[Dataset items]
____

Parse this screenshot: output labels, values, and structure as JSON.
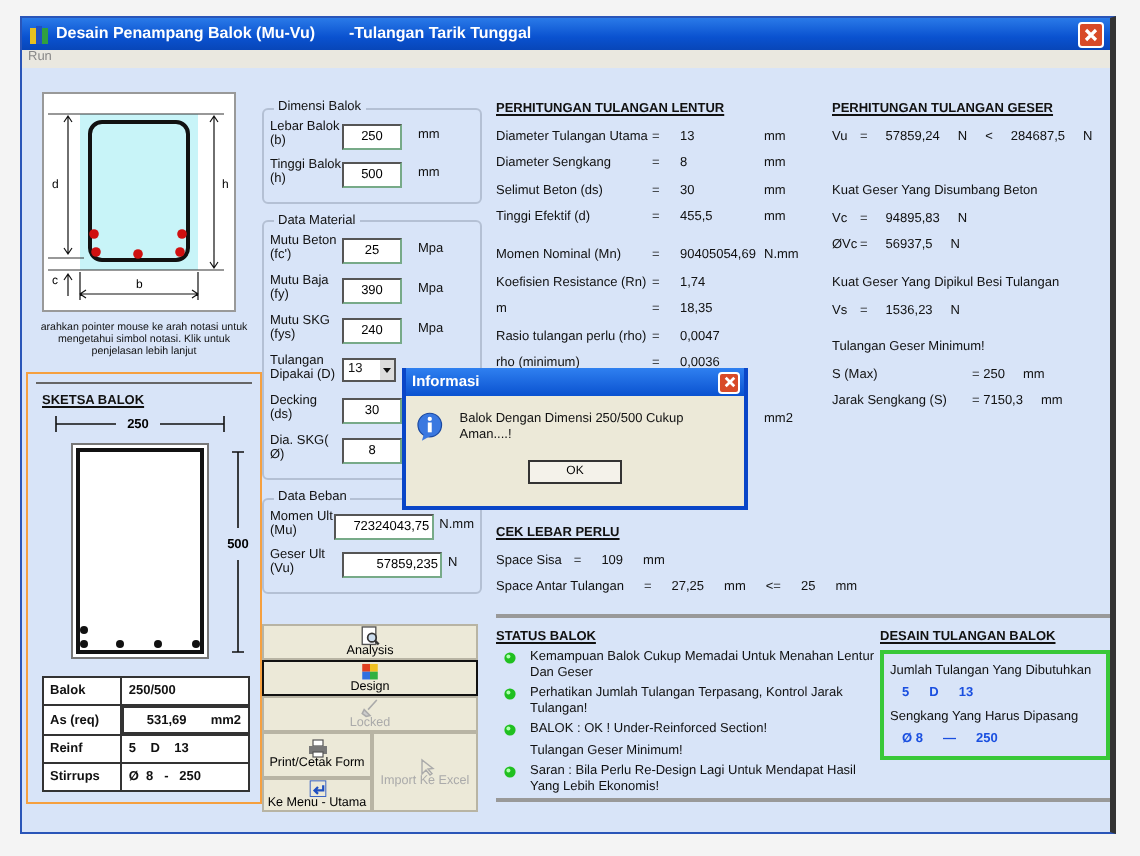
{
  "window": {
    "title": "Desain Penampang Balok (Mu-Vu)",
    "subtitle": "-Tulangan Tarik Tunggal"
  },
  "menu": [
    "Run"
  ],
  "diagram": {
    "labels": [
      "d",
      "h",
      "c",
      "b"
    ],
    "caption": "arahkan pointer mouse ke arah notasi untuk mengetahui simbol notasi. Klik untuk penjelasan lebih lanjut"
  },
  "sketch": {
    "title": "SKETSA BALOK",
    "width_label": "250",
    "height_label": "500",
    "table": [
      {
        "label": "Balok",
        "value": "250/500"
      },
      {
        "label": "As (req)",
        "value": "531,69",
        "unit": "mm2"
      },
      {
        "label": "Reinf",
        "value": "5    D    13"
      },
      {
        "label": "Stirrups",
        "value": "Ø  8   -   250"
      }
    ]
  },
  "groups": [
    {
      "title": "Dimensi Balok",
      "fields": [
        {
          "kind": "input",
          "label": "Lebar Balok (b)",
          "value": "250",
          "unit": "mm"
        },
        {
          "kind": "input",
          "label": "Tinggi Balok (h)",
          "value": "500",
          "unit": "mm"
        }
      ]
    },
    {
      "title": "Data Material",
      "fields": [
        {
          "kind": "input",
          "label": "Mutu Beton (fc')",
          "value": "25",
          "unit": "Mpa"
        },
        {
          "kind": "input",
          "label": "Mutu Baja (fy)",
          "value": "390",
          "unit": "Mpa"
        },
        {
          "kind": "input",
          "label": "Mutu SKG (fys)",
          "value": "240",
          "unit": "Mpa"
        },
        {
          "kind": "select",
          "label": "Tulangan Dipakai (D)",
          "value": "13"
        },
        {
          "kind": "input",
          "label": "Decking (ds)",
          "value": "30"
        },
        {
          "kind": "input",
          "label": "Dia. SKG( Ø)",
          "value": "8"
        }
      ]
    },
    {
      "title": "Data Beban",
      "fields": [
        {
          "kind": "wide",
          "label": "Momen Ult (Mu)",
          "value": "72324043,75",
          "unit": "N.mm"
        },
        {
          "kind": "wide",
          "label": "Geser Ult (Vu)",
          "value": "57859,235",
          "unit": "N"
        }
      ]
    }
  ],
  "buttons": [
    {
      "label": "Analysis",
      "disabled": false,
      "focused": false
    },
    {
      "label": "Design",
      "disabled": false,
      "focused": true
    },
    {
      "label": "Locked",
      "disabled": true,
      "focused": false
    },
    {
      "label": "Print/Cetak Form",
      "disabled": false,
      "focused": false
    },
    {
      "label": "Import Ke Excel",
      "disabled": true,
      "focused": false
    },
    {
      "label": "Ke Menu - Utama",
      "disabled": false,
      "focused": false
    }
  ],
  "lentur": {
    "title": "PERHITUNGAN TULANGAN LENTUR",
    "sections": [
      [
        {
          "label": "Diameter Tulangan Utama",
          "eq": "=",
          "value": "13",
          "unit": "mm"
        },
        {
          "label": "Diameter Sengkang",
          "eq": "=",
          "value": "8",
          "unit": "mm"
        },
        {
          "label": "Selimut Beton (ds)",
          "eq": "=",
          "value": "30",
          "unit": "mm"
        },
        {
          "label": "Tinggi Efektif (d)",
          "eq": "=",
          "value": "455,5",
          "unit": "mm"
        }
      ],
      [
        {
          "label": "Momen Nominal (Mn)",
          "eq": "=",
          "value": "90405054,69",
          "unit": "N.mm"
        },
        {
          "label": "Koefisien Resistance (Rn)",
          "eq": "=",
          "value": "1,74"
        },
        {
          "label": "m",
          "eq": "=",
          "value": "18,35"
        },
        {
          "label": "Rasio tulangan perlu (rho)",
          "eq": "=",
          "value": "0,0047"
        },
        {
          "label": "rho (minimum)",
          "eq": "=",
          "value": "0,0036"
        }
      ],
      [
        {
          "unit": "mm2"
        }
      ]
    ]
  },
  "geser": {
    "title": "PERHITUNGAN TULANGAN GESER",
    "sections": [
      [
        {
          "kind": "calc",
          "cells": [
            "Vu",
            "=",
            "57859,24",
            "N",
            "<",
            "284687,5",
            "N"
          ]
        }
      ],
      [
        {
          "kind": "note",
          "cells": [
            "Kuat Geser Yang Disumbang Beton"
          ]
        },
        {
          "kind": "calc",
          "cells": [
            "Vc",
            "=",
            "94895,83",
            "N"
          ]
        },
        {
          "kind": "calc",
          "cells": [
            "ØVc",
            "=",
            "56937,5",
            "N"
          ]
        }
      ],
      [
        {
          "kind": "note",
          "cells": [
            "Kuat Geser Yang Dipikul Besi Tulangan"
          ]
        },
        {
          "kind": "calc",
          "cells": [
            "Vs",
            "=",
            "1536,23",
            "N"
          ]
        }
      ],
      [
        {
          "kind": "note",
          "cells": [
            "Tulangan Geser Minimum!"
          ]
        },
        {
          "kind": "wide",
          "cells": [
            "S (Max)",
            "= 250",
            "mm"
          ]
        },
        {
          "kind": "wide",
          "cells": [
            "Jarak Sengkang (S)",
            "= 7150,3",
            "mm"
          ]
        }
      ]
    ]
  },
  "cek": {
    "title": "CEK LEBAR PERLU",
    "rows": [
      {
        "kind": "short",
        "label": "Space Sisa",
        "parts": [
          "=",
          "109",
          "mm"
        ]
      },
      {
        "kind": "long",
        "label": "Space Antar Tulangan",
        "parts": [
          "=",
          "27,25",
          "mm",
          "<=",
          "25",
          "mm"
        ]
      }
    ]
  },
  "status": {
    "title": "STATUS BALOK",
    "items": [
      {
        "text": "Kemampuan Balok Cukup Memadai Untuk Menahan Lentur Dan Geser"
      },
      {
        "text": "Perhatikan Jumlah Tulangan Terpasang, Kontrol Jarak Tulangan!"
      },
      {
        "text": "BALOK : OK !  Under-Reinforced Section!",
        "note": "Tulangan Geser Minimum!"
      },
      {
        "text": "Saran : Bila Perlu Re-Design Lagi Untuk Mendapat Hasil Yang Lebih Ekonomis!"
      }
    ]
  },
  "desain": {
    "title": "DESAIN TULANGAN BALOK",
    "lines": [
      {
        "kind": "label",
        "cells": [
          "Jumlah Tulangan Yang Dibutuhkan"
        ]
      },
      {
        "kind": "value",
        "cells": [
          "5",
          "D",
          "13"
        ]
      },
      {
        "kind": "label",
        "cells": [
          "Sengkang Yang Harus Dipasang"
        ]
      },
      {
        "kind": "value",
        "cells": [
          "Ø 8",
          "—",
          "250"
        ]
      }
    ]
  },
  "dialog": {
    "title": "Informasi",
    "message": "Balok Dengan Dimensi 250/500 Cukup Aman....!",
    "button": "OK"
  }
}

____

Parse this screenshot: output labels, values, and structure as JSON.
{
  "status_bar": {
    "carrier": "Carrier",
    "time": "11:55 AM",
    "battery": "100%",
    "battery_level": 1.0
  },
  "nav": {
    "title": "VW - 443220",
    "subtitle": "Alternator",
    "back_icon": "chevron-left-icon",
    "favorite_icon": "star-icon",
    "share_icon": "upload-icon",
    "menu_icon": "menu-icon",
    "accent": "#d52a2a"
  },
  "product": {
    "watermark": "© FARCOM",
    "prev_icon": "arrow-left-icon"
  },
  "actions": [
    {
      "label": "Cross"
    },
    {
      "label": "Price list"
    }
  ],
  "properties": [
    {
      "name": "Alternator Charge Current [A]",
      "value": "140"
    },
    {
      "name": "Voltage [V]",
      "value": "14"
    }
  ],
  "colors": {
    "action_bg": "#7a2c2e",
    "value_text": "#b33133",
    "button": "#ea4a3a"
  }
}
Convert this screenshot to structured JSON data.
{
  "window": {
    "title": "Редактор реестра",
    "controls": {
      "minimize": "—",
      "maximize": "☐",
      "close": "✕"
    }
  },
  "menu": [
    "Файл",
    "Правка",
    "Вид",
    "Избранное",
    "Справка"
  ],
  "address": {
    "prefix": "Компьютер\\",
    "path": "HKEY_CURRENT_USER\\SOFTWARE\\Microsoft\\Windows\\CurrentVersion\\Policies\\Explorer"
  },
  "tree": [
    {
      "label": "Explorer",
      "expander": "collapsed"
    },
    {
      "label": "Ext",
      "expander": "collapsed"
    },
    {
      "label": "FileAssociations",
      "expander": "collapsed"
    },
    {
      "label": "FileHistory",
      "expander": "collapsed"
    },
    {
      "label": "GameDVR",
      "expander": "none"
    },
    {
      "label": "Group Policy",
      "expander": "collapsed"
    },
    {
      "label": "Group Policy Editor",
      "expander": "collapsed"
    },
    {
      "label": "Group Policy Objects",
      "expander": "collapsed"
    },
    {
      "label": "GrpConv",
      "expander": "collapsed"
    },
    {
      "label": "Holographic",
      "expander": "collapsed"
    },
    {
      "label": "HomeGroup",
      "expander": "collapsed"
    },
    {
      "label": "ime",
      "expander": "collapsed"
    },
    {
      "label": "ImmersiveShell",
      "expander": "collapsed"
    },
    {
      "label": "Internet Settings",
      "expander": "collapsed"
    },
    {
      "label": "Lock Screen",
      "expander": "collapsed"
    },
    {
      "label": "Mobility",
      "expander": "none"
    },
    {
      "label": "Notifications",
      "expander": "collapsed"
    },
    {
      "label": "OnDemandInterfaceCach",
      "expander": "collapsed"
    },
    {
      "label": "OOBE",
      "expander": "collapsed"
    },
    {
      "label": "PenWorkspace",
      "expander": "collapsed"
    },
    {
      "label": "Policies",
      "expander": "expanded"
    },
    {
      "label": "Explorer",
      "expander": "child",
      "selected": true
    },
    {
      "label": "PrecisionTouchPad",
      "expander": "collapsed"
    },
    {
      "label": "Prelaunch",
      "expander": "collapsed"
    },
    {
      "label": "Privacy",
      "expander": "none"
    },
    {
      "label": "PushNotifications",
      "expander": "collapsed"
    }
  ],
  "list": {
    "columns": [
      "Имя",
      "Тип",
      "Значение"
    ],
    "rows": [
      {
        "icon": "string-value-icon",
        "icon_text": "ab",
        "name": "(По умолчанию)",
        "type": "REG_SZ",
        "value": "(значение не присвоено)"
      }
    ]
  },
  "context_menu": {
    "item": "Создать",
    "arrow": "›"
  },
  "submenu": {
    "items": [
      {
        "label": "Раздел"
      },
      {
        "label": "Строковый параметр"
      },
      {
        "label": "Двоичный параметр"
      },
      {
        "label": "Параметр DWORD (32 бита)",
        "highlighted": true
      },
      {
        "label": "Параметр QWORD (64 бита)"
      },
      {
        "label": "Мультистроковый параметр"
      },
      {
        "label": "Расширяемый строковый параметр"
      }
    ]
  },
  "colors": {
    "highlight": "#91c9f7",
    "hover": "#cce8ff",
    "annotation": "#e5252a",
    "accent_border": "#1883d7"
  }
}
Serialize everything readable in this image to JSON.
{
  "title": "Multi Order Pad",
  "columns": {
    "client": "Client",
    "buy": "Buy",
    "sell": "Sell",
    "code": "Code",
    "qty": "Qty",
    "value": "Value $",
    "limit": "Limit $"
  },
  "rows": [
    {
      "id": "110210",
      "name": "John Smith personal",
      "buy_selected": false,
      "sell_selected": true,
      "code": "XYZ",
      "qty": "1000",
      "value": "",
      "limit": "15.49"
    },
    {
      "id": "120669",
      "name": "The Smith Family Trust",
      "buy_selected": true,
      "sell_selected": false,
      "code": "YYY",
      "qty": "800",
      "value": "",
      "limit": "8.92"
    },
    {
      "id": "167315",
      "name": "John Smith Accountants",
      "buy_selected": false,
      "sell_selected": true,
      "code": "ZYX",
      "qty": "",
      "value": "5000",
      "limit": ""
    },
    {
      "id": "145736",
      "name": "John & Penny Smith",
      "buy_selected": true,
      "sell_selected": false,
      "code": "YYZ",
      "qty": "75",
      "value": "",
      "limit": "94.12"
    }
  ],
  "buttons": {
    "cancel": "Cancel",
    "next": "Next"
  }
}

____

- **Direction**
Scan the lines above for "Tinggi", then copy every one that has it.

- **The reply**
          "label": "Tinggi Balok (h)",
          "label": "Tinggi Efektif (d)",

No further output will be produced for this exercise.